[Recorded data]

———

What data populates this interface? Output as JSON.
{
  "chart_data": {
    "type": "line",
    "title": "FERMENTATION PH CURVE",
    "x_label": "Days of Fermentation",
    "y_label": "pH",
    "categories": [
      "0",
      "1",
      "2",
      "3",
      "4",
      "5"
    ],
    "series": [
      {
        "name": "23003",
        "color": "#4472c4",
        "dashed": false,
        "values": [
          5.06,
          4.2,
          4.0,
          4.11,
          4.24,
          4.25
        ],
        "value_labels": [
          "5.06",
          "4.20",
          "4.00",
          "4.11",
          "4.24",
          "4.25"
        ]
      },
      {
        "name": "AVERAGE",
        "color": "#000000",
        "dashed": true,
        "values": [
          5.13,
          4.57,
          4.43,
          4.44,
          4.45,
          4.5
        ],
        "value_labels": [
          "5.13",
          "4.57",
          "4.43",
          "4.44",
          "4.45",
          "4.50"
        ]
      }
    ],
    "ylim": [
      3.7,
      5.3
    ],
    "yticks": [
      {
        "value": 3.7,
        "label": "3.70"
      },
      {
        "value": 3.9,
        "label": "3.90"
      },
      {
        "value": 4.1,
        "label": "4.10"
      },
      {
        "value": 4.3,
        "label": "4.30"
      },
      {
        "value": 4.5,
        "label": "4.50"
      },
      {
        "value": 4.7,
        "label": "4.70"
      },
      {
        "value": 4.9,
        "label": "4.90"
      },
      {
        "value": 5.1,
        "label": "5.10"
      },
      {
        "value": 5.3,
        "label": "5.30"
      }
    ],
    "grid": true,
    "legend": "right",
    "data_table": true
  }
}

———

Copy out each line exactly.

**Answer below**
What data populates this interface? Output as JSON.
{
  "chart_data": {
    "type": "line",
    "title": "FERMENTATION PH CURVE",
    "x_label": "Days of Fermentation",
    "y_label": "pH",
    "categories": [
      "0",
      "1",
      "2",
      "3",
      "4",
      "5"
    ],
    "series": [
      {
        "name": "23003",
        "color": "#4472c4",
        "dashed": false,
        "values": [
          5.06,
          4.2,
          4.0,
          4.11,
          4.24,
          4.25
        ],
        "value_labels": [
          "5.06",
          "4.20",
          "4.00",
          "4.11",
          "4.24",
          "4.25"
        ]
      },
      {
        "name": "AVERAGE",
        "color": "#000000",
        "dashed": true,
        "values": [
          5.13,
          4.57,
          4.43,
          4.44,
          4.45,
          4.5
        ],
        "value_labels": [
          "5.13",
          "4.57",
          "4.43",
          "4.44",
          "4.45",
          "4.50"
        ]
      }
    ],
    "ylim": [
      3.7,
      5.3
    ],
    "yticks": [
      {
        "value": 3.7,
        "label": "3.70"
      },
      {
        "value": 3.9,
        "label": "3.90"
      },
      {
        "value": 4.1,
        "label": "4.10"
      },
      {
        "value": 4.3,
        "label": "4.30"
      },
      {
        "value": 4.5,
        "label": "4.50"
      },
      {
        "value": 4.7,
        "label": "4.70"
      },
      {
        "value": 4.9,
        "label": "4.90"
      },
      {
        "value": 5.1,
        "label": "5.10"
      },
      {
        "value": 5.3,
        "label": "5.30"
      }
    ],
    "grid": true,
    "legend": "right",
    "data_table": true
  }
}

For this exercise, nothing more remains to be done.